Data entries
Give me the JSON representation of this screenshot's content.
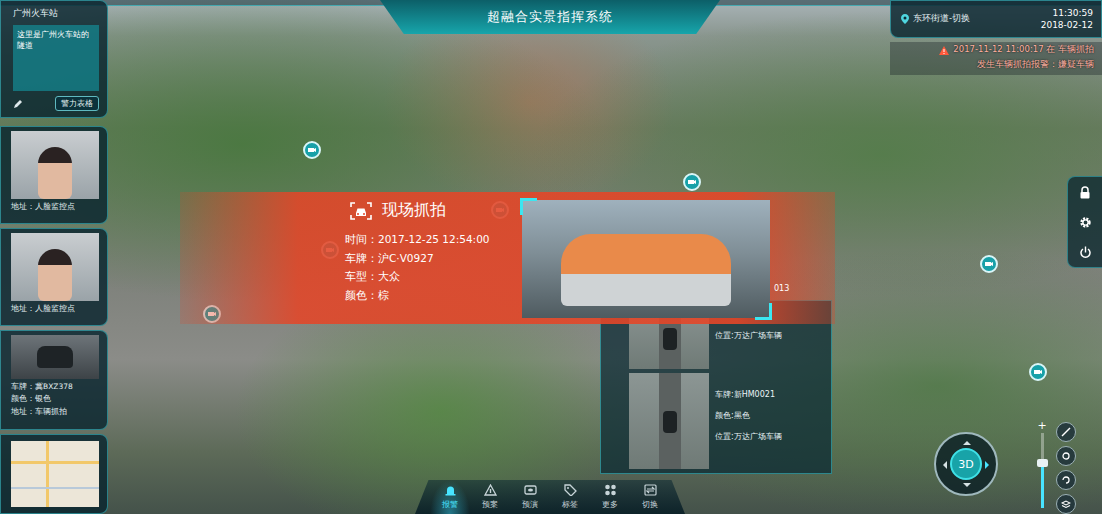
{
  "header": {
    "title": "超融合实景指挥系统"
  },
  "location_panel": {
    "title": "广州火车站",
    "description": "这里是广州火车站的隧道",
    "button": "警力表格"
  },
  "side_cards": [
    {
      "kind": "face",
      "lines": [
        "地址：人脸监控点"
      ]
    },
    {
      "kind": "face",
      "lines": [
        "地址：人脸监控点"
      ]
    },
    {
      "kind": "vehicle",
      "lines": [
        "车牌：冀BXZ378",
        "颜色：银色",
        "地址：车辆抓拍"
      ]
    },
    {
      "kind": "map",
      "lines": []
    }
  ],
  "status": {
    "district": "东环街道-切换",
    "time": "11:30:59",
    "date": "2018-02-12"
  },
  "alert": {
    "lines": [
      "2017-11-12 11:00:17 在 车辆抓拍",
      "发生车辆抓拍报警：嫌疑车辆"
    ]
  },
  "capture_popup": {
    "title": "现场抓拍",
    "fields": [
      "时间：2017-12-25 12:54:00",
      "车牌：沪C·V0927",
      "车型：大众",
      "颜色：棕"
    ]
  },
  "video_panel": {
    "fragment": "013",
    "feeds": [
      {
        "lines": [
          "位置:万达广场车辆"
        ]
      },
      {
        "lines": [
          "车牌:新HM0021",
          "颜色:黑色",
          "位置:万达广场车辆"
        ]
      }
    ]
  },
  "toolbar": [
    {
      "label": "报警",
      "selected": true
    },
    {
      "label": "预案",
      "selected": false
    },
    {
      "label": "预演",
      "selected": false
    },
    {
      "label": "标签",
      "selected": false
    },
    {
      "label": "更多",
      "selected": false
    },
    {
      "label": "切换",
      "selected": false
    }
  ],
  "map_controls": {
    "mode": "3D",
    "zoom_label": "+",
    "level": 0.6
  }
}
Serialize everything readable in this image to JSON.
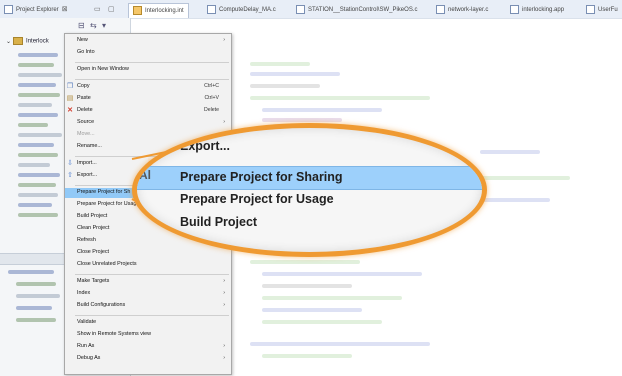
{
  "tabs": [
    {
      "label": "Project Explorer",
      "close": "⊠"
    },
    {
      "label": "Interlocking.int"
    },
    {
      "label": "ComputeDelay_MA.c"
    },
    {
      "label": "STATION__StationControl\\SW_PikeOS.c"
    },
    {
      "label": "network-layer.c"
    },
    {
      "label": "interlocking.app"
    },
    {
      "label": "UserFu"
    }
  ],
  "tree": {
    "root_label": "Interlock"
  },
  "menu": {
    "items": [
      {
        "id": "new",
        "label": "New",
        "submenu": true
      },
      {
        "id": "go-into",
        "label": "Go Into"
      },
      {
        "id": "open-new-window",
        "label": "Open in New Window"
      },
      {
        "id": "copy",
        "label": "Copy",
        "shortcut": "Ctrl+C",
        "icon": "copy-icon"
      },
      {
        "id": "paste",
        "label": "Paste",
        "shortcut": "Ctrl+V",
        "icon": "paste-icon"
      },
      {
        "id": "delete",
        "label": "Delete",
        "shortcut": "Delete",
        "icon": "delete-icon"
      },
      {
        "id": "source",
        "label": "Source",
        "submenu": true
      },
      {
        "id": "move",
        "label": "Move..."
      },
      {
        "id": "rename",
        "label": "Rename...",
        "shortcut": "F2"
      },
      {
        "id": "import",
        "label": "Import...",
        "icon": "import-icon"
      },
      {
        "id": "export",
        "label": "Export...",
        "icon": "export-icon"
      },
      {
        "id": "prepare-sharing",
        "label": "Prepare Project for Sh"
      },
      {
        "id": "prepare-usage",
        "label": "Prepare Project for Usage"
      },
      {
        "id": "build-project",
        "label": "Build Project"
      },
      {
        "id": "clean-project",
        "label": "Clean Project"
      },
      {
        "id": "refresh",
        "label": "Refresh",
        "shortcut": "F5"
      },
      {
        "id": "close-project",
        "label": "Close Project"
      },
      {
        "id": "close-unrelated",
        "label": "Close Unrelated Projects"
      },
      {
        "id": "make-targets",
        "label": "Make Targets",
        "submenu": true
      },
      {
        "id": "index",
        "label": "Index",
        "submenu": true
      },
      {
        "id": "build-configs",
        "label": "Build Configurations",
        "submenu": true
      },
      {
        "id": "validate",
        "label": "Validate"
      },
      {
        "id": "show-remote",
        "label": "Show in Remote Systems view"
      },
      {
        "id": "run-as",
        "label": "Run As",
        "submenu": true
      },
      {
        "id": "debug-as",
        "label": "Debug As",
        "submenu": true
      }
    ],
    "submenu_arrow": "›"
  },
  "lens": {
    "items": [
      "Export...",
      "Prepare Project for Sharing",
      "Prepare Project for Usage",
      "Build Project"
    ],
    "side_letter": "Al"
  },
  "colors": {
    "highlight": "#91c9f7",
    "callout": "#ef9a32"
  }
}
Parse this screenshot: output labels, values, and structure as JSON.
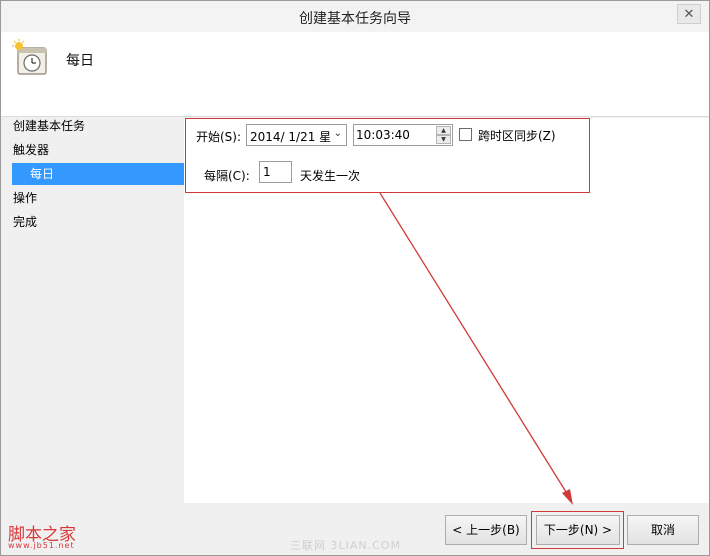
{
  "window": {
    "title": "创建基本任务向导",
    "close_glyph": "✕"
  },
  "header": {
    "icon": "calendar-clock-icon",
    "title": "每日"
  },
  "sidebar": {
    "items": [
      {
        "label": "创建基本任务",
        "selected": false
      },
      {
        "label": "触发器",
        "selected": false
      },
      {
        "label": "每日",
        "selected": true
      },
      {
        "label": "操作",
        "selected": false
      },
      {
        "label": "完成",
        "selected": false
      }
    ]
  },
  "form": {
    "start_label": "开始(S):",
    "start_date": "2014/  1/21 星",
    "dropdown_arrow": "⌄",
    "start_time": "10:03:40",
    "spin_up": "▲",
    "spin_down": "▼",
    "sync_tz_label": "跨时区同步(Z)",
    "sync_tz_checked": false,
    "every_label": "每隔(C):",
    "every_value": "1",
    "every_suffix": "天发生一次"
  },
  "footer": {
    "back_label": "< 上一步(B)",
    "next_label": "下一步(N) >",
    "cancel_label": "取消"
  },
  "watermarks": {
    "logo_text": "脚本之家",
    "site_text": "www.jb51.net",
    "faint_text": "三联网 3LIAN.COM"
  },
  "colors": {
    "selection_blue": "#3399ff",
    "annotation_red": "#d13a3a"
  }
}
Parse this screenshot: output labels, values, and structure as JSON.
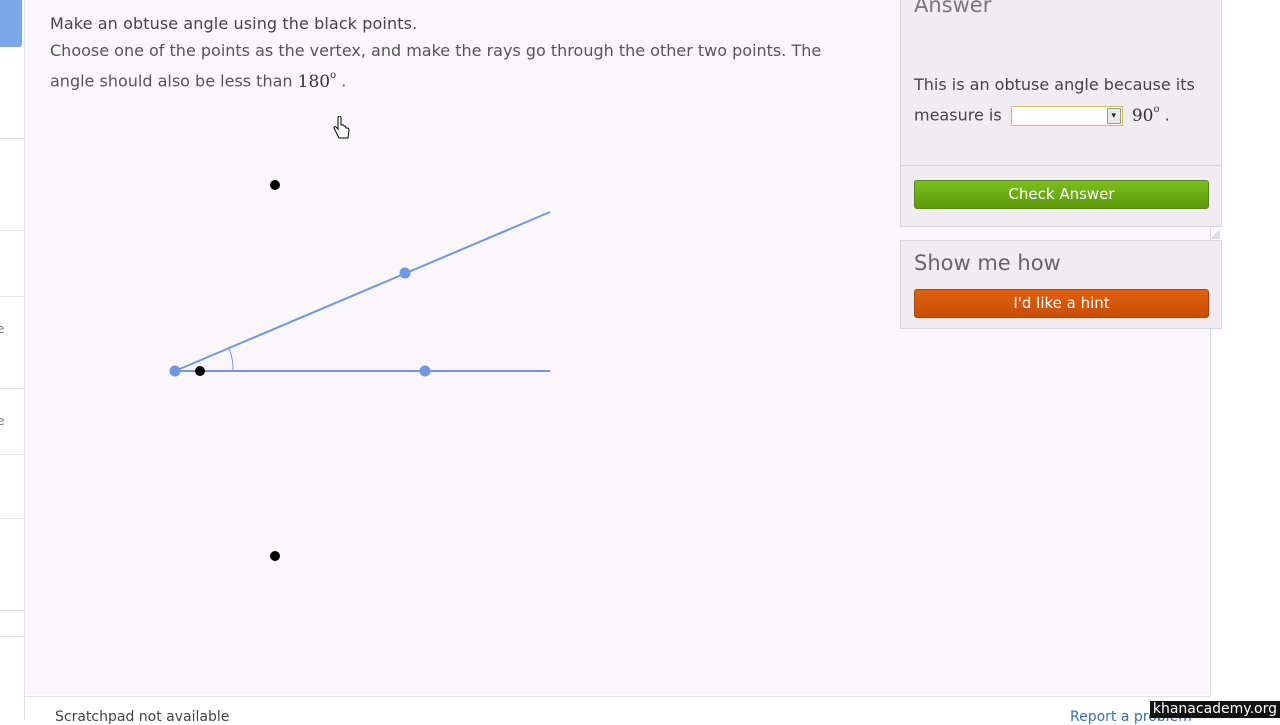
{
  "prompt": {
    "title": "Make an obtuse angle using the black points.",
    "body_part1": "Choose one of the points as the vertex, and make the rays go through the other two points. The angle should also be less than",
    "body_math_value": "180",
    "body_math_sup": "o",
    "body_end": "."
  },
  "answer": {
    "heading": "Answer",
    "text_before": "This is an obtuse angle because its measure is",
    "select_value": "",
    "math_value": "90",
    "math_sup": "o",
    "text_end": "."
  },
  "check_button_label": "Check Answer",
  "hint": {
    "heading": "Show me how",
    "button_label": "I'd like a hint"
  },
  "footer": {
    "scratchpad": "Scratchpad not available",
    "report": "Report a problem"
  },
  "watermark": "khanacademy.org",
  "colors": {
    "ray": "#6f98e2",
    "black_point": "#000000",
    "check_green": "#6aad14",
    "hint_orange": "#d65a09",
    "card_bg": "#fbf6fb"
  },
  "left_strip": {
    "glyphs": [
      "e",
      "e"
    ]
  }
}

● GIVEN PROBLEM:
Would you return the data exactly as written, without the pictures?

● RESULT OF THE TASK:
Give me the JSON representation of this screenshot's content.
{
  "header": {
    "title": "超融合实景指挥系统"
  },
  "location_panel": {
    "title": "广州火车站",
    "description": "这里是广州火车站的隧道",
    "button": "警力表格"
  },
  "side_cards": [
    {
      "kind": "face",
      "lines": [
        "地址：人脸监控点"
      ]
    },
    {
      "kind": "face",
      "lines": [
        "地址：人脸监控点"
      ]
    },
    {
      "kind": "vehicle",
      "lines": [
        "车牌：冀BXZ378",
        "颜色：银色",
        "地址：车辆抓拍"
      ]
    },
    {
      "kind": "map",
      "lines": []
    }
  ],
  "status": {
    "district": "东环街道-切换",
    "time": "11:30:59",
    "date": "2018-02-12"
  },
  "alert": {
    "lines": [
      "2017-11-12 11:00:17 在 车辆抓拍",
      "发生车辆抓拍报警：嫌疑车辆"
    ]
  },
  "capture_popup": {
    "title": "现场抓拍",
    "fields": [
      "时间：2017-12-25 12:54:00",
      "车牌：沪C·V0927",
      "车型：大众",
      "颜色：棕"
    ]
  },
  "video_panel": {
    "fragment": "013",
    "feeds": [
      {
        "lines": [
          "位置:万达广场车辆"
        ]
      },
      {
        "lines": [
          "车牌:新HM0021",
          "颜色:黑色",
          "位置:万达广场车辆"
        ]
      }
    ]
  },
  "toolbar": [
    {
      "label": "报警",
      "selected": true
    },
    {
      "label": "预案",
      "selected": false
    },
    {
      "label": "预演",
      "selected": false
    },
    {
      "label": "标签",
      "selected": false
    },
    {
      "label": "更多",
      "selected": false
    },
    {
      "label": "切换",
      "selected": false
    }
  ],
  "map_controls": {
    "mode": "3D",
    "zoom_label": "+",
    "level": 0.6
  }
}
Serialize everything readable in this image to JSON.
{
  "tabs": [
    {
      "label": "Project Explorer",
      "close": "⊠"
    },
    {
      "label": "Interlocking.int"
    },
    {
      "label": "ComputeDelay_MA.c"
    },
    {
      "label": "STATION__StationControl\\SW_PikeOS.c"
    },
    {
      "label": "network-layer.c"
    },
    {
      "label": "interlocking.app"
    },
    {
      "label": "UserFu"
    }
  ],
  "tree": {
    "root_label": "Interlock"
  },
  "menu": {
    "items": [
      {
        "id": "new",
        "label": "New",
        "submenu": true
      },
      {
        "id": "go-into",
        "label": "Go Into"
      },
      {
        "id": "open-new-window",
        "label": "Open in New Window"
      },
      {
        "id": "copy",
        "label": "Copy",
        "shortcut": "Ctrl+C",
        "icon": "copy-icon"
      },
      {
        "id": "paste",
        "label": "Paste",
        "shortcut": "Ctrl+V",
        "icon": "paste-icon"
      },
      {
        "id": "delete",
        "label": "Delete",
        "shortcut": "Delete",
        "icon": "delete-icon"
      },
      {
        "id": "source",
        "label": "Source",
        "submenu": true
      },
      {
        "id": "move",
        "label": "Move..."
      },
      {
        "id": "rename",
        "label": "Rename...",
        "shortcut": "F2"
      },
      {
        "id": "import",
        "label": "Import...",
        "icon": "import-icon"
      },
      {
        "id": "export",
        "label": "Export...",
        "icon": "export-icon"
      },
      {
        "id": "prepare-sharing",
        "label": "Prepare Project for Sh"
      },
      {
        "id": "prepare-usage",
        "label": "Prepare Project for Usage"
      },
      {
        "id": "build-project",
        "label": "Build Project"
      },
      {
        "id": "clean-project",
        "label": "Clean Project"
      },
      {
        "id": "refresh",
        "label": "Refresh",
        "shortcut": "F5"
      },
      {
        "id": "close-project",
        "label": "Close Project"
      },
      {
        "id": "close-unrelated",
        "label": "Close Unrelated Projects"
      },
      {
        "id": "make-targets",
        "label": "Make Targets",
        "submenu": true
      },
      {
        "id": "index",
        "label": "Index",
        "submenu": true
      },
      {
        "id": "build-configs",
        "label": "Build Configurations",
        "submenu": true
      },
      {
        "id": "validate",
        "label": "Validate"
      },
      {
        "id": "show-remote",
        "label": "Show in Remote Systems view"
      },
      {
        "id": "run-as",
        "label": "Run As",
        "submenu": true
      },
      {
        "id": "debug-as",
        "label": "Debug As",
        "submenu": true
      }
    ],
    "submenu_arrow": "›"
  },
  "lens": {
    "items": [
      "Export...",
      "Prepare Project for Sharing",
      "Prepare Project for Usage",
      "Build Project"
    ],
    "side_letter": "Al"
  },
  "colors": {
    "highlight": "#91c9f7",
    "callout": "#ef9a32"
  }
}
Parse this screenshot: output labels, values, and structure as JSON.
{
  "window": {
    "title": "创建基本任务向导",
    "close_glyph": "✕"
  },
  "header": {
    "icon": "calendar-clock-icon",
    "title": "每日"
  },
  "sidebar": {
    "items": [
      {
        "label": "创建基本任务",
        "selected": false
      },
      {
        "label": "触发器",
        "selected": false
      },
      {
        "label": "每日",
        "selected": true
      },
      {
        "label": "操作",
        "selected": false
      },
      {
        "label": "完成",
        "selected": false
      }
    ]
  },
  "form": {
    "start_label": "开始(S):",
    "start_date": "2014/  1/21 星",
    "dropdown_arrow": "⌄",
    "start_time": "10:03:40",
    "spin_up": "▲",
    "spin_down": "▼",
    "sync_tz_label": "跨时区同步(Z)",
    "sync_tz_checked": false,
    "every_label": "每隔(C):",
    "every_value": "1",
    "every_suffix": "天发生一次"
  },
  "footer": {
    "back_label": "< 上一步(B)",
    "next_label": "下一步(N) >",
    "cancel_label": "取消"
  },
  "watermarks": {
    "logo_text": "脚本之家",
    "site_text": "www.jb51.net",
    "faint_text": "三联网 3LIAN.COM"
  },
  "colors": {
    "selection_blue": "#3399ff",
    "annotation_red": "#d13a3a"
  }
}
Parse this screenshot: output labels, values, and structure as JSON.
{
  "prompt": {
    "title": "Make an obtuse angle using the black points.",
    "body_part1": "Choose one of the points as the vertex, and make the rays go through the other two points. The angle should also be less than",
    "body_math_value": "180",
    "body_math_sup": "o",
    "body_end": "."
  },
  "answer": {
    "heading": "Answer",
    "text_before": "This is an obtuse angle because its measure is",
    "select_value": "",
    "math_value": "90",
    "math_sup": "o",
    "text_end": "."
  },
  "check_button_label": "Check Answer",
  "hint": {
    "heading": "Show me how",
    "button_label": "I'd like a hint"
  },
  "footer": {
    "scratchpad": "Scratchpad not available",
    "report": "Report a problem"
  },
  "watermark": "khanacademy.org",
  "colors": {
    "ray": "#6f98e2",
    "black_point": "#000000",
    "check_green": "#6aad14",
    "hint_orange": "#d65a09",
    "card_bg": "#fbf6fb"
  },
  "left_strip": {
    "glyphs": [
      "e",
      "e"
    ]
  }
}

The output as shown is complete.